Problem requirements - Give every line again exactly as it appears, please, but not the pictures.
^^^^^^^^
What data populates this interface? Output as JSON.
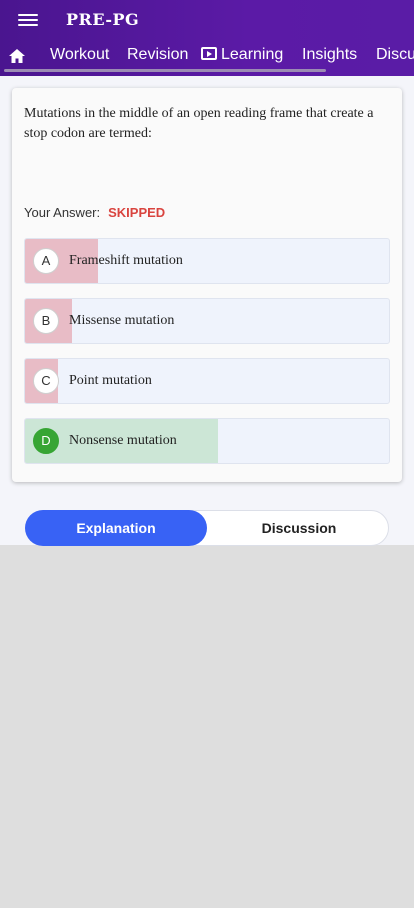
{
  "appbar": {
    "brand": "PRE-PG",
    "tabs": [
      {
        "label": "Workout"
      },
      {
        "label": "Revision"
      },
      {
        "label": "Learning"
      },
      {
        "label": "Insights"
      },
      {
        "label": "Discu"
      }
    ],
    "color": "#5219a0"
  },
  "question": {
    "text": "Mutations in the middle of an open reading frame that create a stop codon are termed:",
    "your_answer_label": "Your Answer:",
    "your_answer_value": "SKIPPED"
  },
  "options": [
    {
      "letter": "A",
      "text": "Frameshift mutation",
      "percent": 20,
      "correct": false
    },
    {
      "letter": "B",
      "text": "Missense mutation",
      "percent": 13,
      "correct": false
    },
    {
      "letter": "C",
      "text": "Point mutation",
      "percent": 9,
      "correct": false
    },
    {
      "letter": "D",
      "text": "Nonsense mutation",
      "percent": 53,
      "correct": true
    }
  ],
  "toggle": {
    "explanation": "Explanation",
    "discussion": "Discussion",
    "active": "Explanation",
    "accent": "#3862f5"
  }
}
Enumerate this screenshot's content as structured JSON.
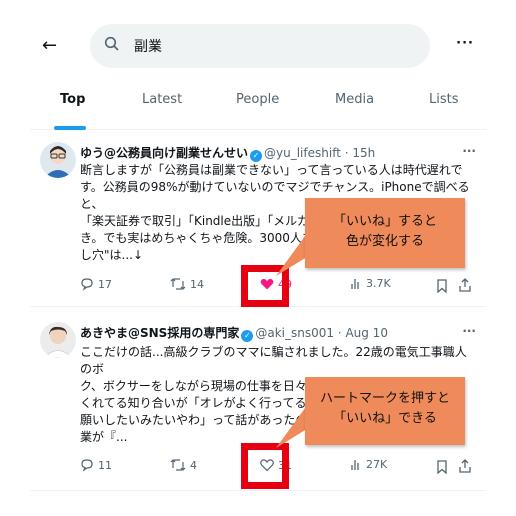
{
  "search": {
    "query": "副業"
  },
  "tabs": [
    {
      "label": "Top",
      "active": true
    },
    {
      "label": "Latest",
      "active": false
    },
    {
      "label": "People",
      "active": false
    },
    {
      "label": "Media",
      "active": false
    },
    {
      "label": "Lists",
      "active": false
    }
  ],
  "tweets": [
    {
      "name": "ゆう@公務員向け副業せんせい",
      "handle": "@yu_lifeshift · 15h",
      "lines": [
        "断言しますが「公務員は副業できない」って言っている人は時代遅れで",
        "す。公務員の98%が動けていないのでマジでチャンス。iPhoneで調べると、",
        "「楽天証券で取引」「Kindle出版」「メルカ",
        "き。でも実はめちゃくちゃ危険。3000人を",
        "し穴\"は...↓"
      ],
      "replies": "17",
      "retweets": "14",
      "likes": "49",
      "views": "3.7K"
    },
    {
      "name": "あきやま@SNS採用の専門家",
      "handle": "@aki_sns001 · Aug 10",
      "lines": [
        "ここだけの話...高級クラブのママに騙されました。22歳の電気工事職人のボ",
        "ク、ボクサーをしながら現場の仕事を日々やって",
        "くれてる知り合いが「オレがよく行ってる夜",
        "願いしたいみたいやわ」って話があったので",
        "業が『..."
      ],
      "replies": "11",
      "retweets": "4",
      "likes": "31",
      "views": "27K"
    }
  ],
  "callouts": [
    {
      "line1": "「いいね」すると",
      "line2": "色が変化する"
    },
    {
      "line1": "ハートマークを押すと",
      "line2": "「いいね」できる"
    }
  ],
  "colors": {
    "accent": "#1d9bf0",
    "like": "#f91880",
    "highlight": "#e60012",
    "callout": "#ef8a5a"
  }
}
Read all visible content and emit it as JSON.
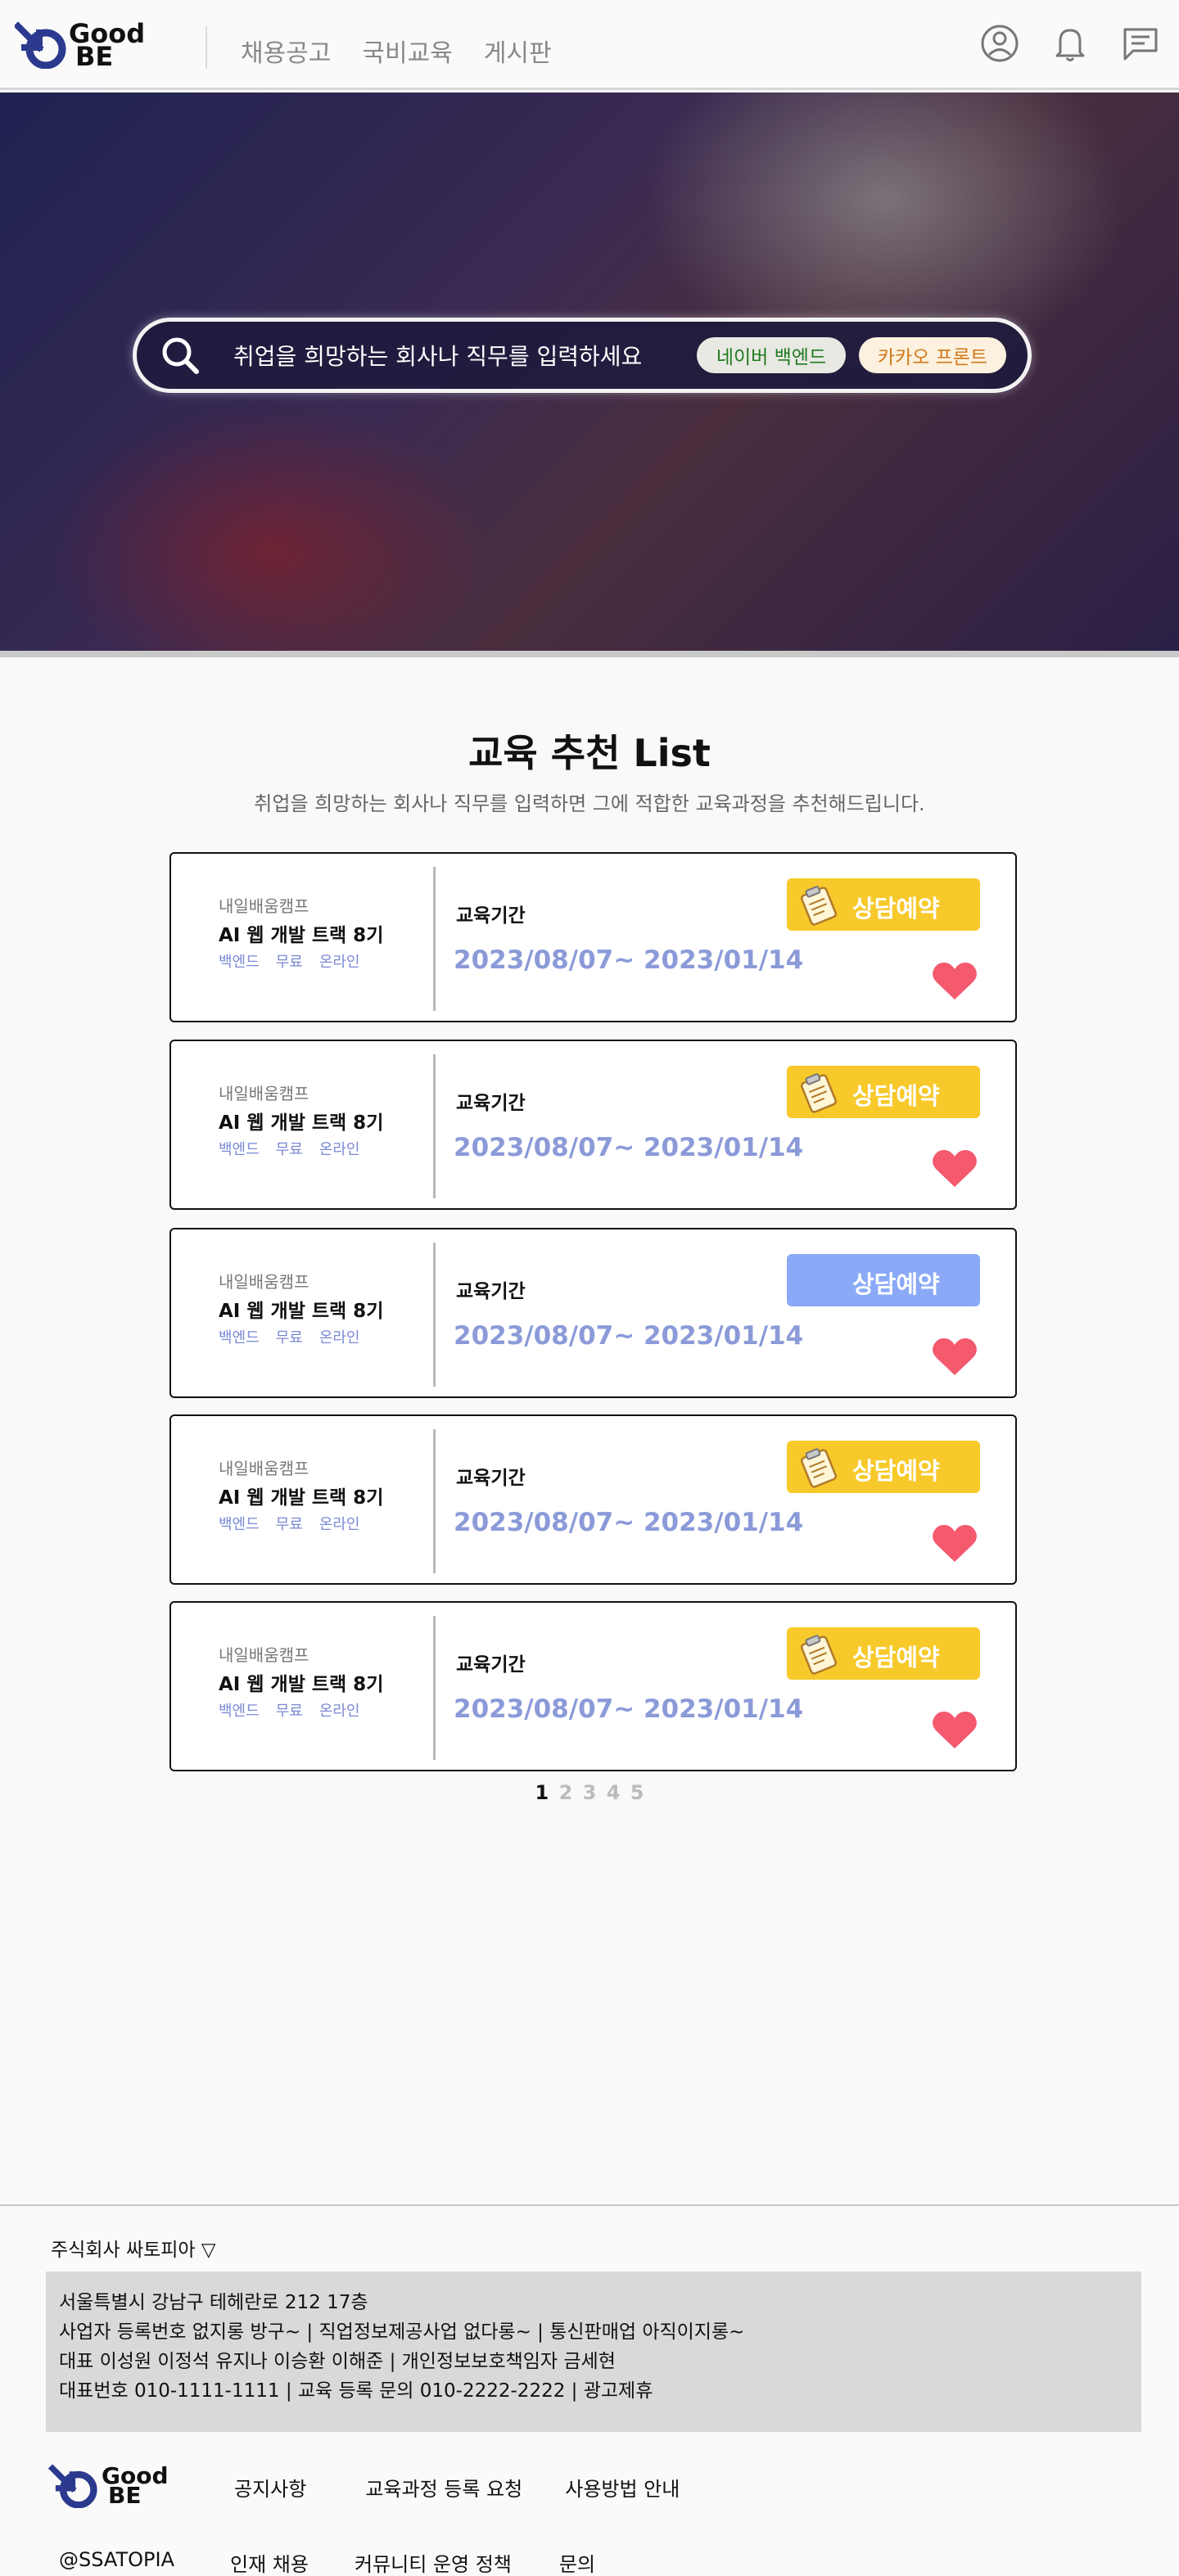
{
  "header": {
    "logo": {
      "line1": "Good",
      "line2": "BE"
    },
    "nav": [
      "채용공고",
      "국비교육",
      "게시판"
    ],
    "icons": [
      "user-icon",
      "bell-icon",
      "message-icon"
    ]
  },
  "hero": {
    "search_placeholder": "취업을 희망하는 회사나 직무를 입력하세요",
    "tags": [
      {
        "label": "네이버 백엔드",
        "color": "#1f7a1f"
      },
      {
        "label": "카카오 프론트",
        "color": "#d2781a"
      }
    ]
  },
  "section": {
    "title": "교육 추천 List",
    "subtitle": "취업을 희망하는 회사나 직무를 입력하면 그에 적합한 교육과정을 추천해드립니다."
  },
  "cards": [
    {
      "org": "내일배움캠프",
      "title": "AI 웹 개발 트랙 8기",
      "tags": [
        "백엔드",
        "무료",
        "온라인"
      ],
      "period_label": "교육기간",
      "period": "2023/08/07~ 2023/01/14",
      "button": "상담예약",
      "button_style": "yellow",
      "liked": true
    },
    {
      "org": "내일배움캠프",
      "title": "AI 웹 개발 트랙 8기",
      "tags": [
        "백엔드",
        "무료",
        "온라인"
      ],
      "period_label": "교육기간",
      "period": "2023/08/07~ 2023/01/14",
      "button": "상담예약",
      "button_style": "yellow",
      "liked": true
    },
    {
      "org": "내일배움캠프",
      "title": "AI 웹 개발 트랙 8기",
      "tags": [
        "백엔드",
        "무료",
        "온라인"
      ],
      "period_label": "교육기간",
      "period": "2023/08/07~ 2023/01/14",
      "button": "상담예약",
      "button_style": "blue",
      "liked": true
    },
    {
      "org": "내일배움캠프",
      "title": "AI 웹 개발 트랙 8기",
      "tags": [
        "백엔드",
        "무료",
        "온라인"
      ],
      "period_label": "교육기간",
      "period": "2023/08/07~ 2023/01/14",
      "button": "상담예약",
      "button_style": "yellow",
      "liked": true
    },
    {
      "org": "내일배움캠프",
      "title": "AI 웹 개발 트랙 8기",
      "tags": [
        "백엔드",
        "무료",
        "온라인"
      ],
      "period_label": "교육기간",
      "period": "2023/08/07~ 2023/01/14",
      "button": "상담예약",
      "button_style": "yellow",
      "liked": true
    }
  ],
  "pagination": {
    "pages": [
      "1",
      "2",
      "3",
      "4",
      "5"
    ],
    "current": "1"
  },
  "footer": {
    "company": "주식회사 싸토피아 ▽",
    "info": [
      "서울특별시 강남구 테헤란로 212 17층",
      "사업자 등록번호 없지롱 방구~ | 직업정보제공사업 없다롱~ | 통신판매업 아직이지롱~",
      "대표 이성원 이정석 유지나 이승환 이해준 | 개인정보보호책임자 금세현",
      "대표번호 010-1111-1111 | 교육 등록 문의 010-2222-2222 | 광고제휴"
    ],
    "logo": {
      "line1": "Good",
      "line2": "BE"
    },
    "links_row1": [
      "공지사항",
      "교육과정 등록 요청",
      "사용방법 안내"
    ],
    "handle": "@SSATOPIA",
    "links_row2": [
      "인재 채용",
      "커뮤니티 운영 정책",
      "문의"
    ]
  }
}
^^^^^^^^
Task output -
What data populates this interface? Output as JSON.
{
  "appbar": {
    "brand": "PRE-PG",
    "tabs": [
      {
        "label": "Workout"
      },
      {
        "label": "Revision"
      },
      {
        "label": "Learning"
      },
      {
        "label": "Insights"
      },
      {
        "label": "Discu"
      }
    ],
    "color": "#5219a0"
  },
  "question": {
    "text": "Mutations in the middle of an open reading frame that create a stop codon are termed:",
    "your_answer_label": "Your Answer:",
    "your_answer_value": "SKIPPED"
  },
  "options": [
    {
      "letter": "A",
      "text": "Frameshift mutation",
      "percent": 20,
      "correct": false
    },
    {
      "letter": "B",
      "text": "Missense mutation",
      "percent": 13,
      "correct": false
    },
    {
      "letter": "C",
      "text": "Point mutation",
      "percent": 9,
      "correct": false
    },
    {
      "letter": "D",
      "text": "Nonsense mutation",
      "percent": 53,
      "correct": true
    }
  ],
  "toggle": {
    "explanation": "Explanation",
    "discussion": "Discussion",
    "active": "Explanation",
    "accent": "#3862f5"
  }
}
Enumerate this screenshot's content as structured JSON.
{
  "search": {
    "query": "副業"
  },
  "tabs": [
    {
      "label": "Top",
      "active": true
    },
    {
      "label": "Latest",
      "active": false
    },
    {
      "label": "People",
      "active": false
    },
    {
      "label": "Media",
      "active": false
    },
    {
      "label": "Lists",
      "active": false
    }
  ],
  "tweets": [
    {
      "name": "ゆう@公務員向け副業せんせい",
      "handle": "@yu_lifeshift · 15h",
      "lines": [
        "断言しますが「公務員は副業できない」って言っている人は時代遅れで",
        "す。公務員の98%が動けていないのでマジでチャンス。iPhoneで調べると、",
        "「楽天証券で取引」「Kindle出版」「メルカ",
        "き。でも実はめちゃくちゃ危険。3000人を",
        "し穴\"は...↓"
      ],
      "replies": "17",
      "retweets": "14",
      "likes": "49",
      "views": "3.7K"
    },
    {
      "name": "あきやま@SNS採用の専門家",
      "handle": "@aki_sns001 · Aug 10",
      "lines": [
        "ここだけの話...高級クラブのママに騙されました。22歳の電気工事職人のボ",
        "ク、ボクサーをしながら現場の仕事を日々やって",
        "くれてる知り合いが「オレがよく行ってる夜",
        "願いしたいみたいやわ」って話があったので",
        "業が『..."
      ],
      "replies": "11",
      "retweets": "4",
      "likes": "31",
      "views": "27K"
    }
  ],
  "callouts": [
    {
      "line1": "「いいね」すると",
      "line2": "色が変化する"
    },
    {
      "line1": "ハートマークを押すと",
      "line2": "「いいね」できる"
    }
  ],
  "colors": {
    "accent": "#1d9bf0",
    "like": "#f91880",
    "highlight": "#e60012",
    "callout": "#ef8a5a"
  }
}
Read all visible content and emit it as JSON.
{
  "header": {
    "logo": {
      "line1": "Good",
      "line2": "BE"
    },
    "nav": [
      "채용공고",
      "국비교육",
      "게시판"
    ],
    "icons": [
      "user-icon",
      "bell-icon",
      "message-icon"
    ]
  },
  "hero": {
    "search_placeholder": "취업을 희망하는 회사나 직무를 입력하세요",
    "tags": [
      {
        "label": "네이버 백엔드",
        "color": "#1f7a1f"
      },
      {
        "label": "카카오 프론트",
        "color": "#d2781a"
      }
    ]
  },
  "section": {
    "title": "교육 추천 List",
    "subtitle": "취업을 희망하는 회사나 직무를 입력하면 그에 적합한 교육과정을 추천해드립니다."
  },
  "cards": [
    {
      "org": "내일배움캠프",
      "title": "AI 웹 개발 트랙 8기",
      "tags": [
        "백엔드",
        "무료",
        "온라인"
      ],
      "period_label": "교육기간",
      "period": "2023/08/07~ 2023/01/14",
      "button": "상담예약",
      "button_style": "yellow",
      "liked": true
    },
    {
      "org": "내일배움캠프",
      "title": "AI 웹 개발 트랙 8기",
      "tags": [
        "백엔드",
        "무료",
        "온라인"
      ],
      "period_label": "교육기간",
      "period": "2023/08/07~ 2023/01/14",
      "button": "상담예약",
      "button_style": "yellow",
      "liked": true
    },
    {
      "org": "내일배움캠프",
      "title": "AI 웹 개발 트랙 8기",
      "tags": [
        "백엔드",
        "무료",
        "온라인"
      ],
      "period_label": "교육기간",
      "period": "2023/08/07~ 2023/01/14",
      "button": "상담예약",
      "button_style": "blue",
      "liked": true
    },
    {
      "org": "내일배움캠프",
      "title": "AI 웹 개발 트랙 8기",
      "tags": [
        "백엔드",
        "무료",
        "온라인"
      ],
      "period_label": "교육기간",
      "period": "2023/08/07~ 2023/01/14",
      "button": "상담예약",
      "button_style": "yellow",
      "liked": true
    },
    {
      "org": "내일배움캠프",
      "title": "AI 웹 개발 트랙 8기",
      "tags": [
        "백엔드",
        "무료",
        "온라인"
      ],
      "period_label": "교육기간",
      "period": "2023/08/07~ 2023/01/14",
      "button": "상담예약",
      "button_style": "yellow",
      "liked": true
    }
  ],
  "pagination": {
    "pages": [
      "1",
      "2",
      "3",
      "4",
      "5"
    ],
    "current": "1"
  },
  "footer": {
    "company": "주식회사 싸토피아 ▽",
    "info": [
      "서울특별시 강남구 테헤란로 212 17층",
      "사업자 등록번호 없지롱 방구~ | 직업정보제공사업 없다롱~ | 통신판매업 아직이지롱~",
      "대표 이성원 이정석 유지나 이승환 이해준 | 개인정보보호책임자 금세현",
      "대표번호 010-1111-1111 | 교육 등록 문의 010-2222-2222 | 광고제휴"
    ],
    "logo": {
      "line1": "Good",
      "line2": "BE"
    },
    "links_row1": [
      "공지사항",
      "교육과정 등록 요청",
      "사용방법 안내"
    ],
    "handle": "@SSATOPIA",
    "links_row2": [
      "인재 채용",
      "커뮤니티 운영 정책",
      "문의"
    ]
  }
}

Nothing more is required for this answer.